__What you need to do__
Edit the records below by changing "side elevation" to "side view" and keeping everything else the same. Leave the pictures out of your answer.

__Dataset extract__
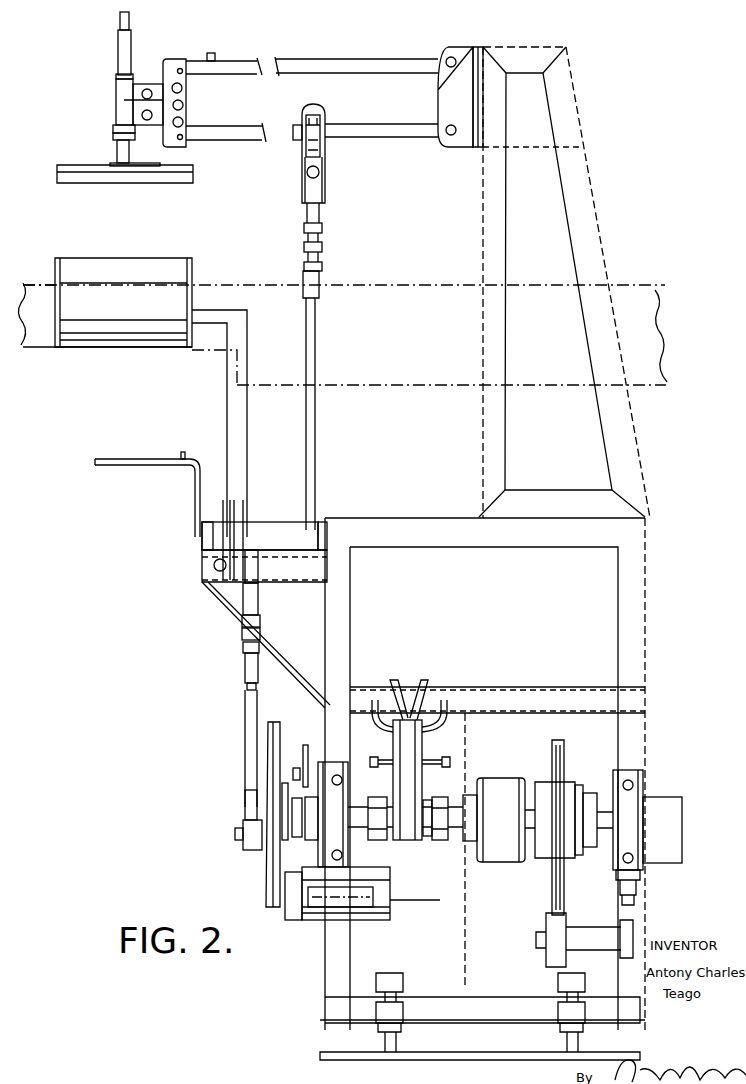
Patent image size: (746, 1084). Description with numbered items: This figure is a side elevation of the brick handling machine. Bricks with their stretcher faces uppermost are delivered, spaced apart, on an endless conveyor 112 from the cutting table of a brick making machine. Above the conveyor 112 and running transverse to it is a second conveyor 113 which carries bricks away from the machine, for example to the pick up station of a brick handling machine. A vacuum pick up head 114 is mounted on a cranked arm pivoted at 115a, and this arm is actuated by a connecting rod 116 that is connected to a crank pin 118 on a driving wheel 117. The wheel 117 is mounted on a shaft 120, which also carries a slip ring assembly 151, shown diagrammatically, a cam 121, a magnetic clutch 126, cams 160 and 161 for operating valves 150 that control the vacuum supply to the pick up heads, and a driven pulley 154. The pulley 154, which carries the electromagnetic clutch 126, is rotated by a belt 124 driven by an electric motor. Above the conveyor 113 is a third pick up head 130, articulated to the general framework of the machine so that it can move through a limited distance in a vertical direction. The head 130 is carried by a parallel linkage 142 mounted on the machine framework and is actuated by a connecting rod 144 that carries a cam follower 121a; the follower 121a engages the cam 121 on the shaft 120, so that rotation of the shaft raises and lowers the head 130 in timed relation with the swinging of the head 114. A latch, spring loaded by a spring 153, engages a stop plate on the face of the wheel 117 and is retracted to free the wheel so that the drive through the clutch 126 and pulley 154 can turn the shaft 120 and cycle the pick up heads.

The endless conveyor 112 is at (112, 464).
The second conveyor 113 is at (632, 300).
The vacuum pick up head 114 is at (192, 287).
The pivot 115a is at (215, 567).
The connecting rod 116 is at (245, 671).
The driving wheel 117 is at (267, 770).
The crank pin 118 is at (238, 835).
The shaft 120 is at (245, 812).
The cam 121 is at (295, 835).
The cam follower 121a is at (296, 768).
The belt 124 is at (560, 750).
The magnetic clutch 126 is at (503, 770).
The third pick up head 130 is at (180, 183).
The parallel linkage 142 is at (340, 62).
The connecting rod 144 is at (313, 449).
The valves 150 is at (406, 830).
The slip ring assembly 151 is at (657, 802).
The spring 153 is at (320, 905).
The driven pulley 154 is at (550, 888).
The cam 160 is at (418, 835).
The cam 161 is at (393, 780).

__Problem solution__
Patent image size: (746, 1084). Description with numbered items: This figure is a side view of the brick handling machine. Bricks with their stretcher faces uppermost are delivered, spaced apart, on an endless conveyor 112 from the cutting table of a brick making machine. Above the conveyor 112 and running transverse to it is a second conveyor 113 which carries bricks away from the machine, for example to the pick up station of a brick handling machine. A vacuum pick up head 114 is mounted on a cranked arm pivoted at 115a, and this arm is actuated by a connecting rod 116 that is connected to a crank pin 118 on a driving wheel 117. The wheel 117 is mounted on a shaft 120, which also carries a slip ring assembly 151, shown diagrammatically, a cam 121, a magnetic clutch 126, cams 160 and 161 for operating valves 150 that control the vacuum supply to the pick up heads, and a driven pulley 154. The pulley 154, which carries the electromagnetic clutch 126, is rotated by a belt 124 driven by an electric motor. Above the conveyor 113 is a third pick up head 130, articulated to the general framework of the machine so that it can move through a limited distance in a vertical direction. The head 130 is carried by a parallel linkage 142 mounted on the machine framework and is actuated by a connecting rod 144 that carries a cam follower 121a; the follower 121a engages the cam 121 on the shaft 120, so that rotation of the shaft raises and lowers the head 130 in timed relation with the swinging of the head 114. A latch, spring loaded by a spring 153, engages a stop plate on the face of the wheel 117 and is retracted to free the wheel so that the drive through the clutch 126 and pulley 154 can turn the shaft 120 and cycle the pick up heads.

The endless conveyor 112 is at (112, 464).
The second conveyor 113 is at (632, 300).
The vacuum pick up head 114 is at (192, 287).
The pivot 115a is at (215, 567).
The connecting rod 116 is at (245, 671).
The driving wheel 117 is at (267, 770).
The crank pin 118 is at (238, 835).
The shaft 120 is at (245, 812).
The cam 121 is at (295, 835).
The cam follower 121a is at (296, 768).
The belt 124 is at (560, 750).
The magnetic clutch 126 is at (503, 770).
The third pick up head 130 is at (180, 183).
The parallel linkage 142 is at (340, 62).
The connecting rod 144 is at (313, 449).
The valves 150 is at (406, 830).
The slip ring assembly 151 is at (657, 802).
The spring 153 is at (320, 905).
The driven pulley 154 is at (550, 888).
The cam 160 is at (418, 835).
The cam 161 is at (393, 780).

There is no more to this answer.